**Data listing**
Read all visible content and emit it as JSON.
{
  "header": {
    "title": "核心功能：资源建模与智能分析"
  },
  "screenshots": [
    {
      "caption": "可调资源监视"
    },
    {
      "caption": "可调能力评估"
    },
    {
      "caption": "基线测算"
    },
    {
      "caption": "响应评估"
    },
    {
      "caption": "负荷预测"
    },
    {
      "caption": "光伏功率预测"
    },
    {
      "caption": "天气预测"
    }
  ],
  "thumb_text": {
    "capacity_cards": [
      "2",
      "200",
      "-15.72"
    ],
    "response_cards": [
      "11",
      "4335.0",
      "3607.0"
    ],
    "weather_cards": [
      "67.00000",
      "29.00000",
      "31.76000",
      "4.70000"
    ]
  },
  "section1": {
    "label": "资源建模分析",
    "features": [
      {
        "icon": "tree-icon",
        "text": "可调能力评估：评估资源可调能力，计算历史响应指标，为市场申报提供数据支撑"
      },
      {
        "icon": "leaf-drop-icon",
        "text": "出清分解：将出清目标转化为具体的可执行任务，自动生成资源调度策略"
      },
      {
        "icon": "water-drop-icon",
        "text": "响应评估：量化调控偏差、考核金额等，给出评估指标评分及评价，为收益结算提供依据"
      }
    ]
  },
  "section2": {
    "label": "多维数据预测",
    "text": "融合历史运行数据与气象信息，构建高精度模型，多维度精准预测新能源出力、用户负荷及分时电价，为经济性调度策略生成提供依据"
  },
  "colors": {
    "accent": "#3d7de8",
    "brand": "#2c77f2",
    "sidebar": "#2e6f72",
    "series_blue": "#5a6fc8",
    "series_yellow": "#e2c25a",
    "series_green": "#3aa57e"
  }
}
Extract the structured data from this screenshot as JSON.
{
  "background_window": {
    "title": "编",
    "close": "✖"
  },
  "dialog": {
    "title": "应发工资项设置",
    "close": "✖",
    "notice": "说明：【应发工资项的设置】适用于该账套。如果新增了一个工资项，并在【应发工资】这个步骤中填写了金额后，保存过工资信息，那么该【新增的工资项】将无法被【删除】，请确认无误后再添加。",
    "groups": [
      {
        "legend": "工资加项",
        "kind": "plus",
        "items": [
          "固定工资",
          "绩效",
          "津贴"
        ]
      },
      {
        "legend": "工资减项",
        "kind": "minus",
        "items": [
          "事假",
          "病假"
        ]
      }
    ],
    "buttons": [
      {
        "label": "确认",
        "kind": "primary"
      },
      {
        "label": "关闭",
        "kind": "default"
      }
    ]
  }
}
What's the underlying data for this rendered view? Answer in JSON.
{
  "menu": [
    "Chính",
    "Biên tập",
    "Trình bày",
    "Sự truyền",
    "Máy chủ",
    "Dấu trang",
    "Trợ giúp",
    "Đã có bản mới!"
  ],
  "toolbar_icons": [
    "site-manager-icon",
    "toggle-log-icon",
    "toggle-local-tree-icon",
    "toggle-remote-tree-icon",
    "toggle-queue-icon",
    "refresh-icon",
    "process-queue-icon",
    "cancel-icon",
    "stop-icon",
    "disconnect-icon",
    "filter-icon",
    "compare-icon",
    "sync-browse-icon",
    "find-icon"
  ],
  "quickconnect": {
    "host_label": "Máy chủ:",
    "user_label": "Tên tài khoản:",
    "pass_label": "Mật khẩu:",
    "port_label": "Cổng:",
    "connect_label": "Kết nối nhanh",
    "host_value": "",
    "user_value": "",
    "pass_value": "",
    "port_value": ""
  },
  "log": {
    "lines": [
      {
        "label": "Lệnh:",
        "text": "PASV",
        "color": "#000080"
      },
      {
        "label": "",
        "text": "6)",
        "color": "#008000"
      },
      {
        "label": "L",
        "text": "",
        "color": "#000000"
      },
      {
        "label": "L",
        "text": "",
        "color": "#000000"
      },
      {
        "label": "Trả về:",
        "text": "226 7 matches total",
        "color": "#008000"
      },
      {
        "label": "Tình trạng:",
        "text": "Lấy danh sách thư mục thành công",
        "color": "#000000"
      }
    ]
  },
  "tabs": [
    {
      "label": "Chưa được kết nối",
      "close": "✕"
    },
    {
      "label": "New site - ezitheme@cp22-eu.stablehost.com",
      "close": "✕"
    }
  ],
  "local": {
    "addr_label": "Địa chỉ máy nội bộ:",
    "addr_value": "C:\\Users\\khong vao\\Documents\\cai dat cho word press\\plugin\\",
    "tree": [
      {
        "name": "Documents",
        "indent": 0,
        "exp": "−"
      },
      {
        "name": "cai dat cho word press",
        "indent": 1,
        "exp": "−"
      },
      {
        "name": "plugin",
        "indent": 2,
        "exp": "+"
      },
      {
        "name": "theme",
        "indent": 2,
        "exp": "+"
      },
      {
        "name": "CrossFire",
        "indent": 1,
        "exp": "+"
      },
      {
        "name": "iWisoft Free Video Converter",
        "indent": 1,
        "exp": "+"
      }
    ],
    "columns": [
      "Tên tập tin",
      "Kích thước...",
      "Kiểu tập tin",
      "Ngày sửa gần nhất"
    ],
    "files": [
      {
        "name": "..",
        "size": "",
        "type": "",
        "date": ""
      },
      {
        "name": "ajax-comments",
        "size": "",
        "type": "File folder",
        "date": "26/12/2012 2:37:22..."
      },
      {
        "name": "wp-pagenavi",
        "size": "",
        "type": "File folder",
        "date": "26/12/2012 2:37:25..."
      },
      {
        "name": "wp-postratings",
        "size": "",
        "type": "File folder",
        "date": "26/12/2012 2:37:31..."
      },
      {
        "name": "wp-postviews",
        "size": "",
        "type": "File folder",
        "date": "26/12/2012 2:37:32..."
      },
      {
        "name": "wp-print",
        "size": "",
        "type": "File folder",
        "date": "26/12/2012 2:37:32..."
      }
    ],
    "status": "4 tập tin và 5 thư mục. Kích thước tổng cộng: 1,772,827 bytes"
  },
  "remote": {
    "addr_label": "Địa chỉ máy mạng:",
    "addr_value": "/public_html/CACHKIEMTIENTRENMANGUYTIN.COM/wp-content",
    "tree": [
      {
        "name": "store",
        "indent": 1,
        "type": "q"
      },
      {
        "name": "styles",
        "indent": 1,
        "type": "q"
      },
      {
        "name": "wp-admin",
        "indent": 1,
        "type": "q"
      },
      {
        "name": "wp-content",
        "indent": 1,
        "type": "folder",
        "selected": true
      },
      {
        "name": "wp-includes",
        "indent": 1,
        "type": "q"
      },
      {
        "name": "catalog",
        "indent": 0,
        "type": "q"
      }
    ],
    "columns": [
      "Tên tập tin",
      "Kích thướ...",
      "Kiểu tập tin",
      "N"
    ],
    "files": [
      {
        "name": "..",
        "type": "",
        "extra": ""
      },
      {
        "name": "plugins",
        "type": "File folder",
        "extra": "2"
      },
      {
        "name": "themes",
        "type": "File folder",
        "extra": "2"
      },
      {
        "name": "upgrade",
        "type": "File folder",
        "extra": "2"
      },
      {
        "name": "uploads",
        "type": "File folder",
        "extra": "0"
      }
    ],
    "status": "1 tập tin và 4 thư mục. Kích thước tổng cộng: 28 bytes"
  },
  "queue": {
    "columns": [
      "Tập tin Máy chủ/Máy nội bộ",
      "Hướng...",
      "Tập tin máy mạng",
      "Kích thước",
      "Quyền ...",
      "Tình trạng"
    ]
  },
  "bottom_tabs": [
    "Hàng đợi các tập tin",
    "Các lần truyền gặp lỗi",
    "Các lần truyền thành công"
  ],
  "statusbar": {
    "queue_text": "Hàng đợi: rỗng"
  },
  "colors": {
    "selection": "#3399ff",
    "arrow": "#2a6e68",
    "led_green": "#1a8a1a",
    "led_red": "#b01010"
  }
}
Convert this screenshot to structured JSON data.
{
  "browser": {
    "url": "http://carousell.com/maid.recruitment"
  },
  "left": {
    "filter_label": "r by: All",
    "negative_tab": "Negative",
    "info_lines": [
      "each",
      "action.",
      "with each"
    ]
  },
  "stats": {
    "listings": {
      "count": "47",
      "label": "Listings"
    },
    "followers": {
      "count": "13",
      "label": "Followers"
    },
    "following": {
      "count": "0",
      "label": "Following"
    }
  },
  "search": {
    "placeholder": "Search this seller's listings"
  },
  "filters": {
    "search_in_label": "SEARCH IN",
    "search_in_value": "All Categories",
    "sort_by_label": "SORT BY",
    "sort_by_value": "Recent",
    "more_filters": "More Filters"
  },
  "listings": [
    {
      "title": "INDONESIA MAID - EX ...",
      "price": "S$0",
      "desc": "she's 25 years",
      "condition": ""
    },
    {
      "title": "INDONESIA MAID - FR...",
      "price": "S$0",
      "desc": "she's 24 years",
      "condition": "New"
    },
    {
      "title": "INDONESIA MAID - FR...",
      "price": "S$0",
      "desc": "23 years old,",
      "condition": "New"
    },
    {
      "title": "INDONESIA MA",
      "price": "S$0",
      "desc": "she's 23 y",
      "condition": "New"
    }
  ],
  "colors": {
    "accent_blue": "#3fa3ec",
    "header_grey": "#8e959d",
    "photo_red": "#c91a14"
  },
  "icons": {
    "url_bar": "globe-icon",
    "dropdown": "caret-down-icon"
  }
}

**Problem to solve**
Pull out each line of the entries that contains "title".

**Written answer**
    "title": "核心功能：资源建模与智能分析"
    "title": "编",
    "title": "应发工资项设置",
      "title": "INDONESIA MAID - EX ...",
      "title": "INDONESIA MAID - FR...",
      "title": "INDONESIA MAID - FR...",
      "title": "INDONESIA MA",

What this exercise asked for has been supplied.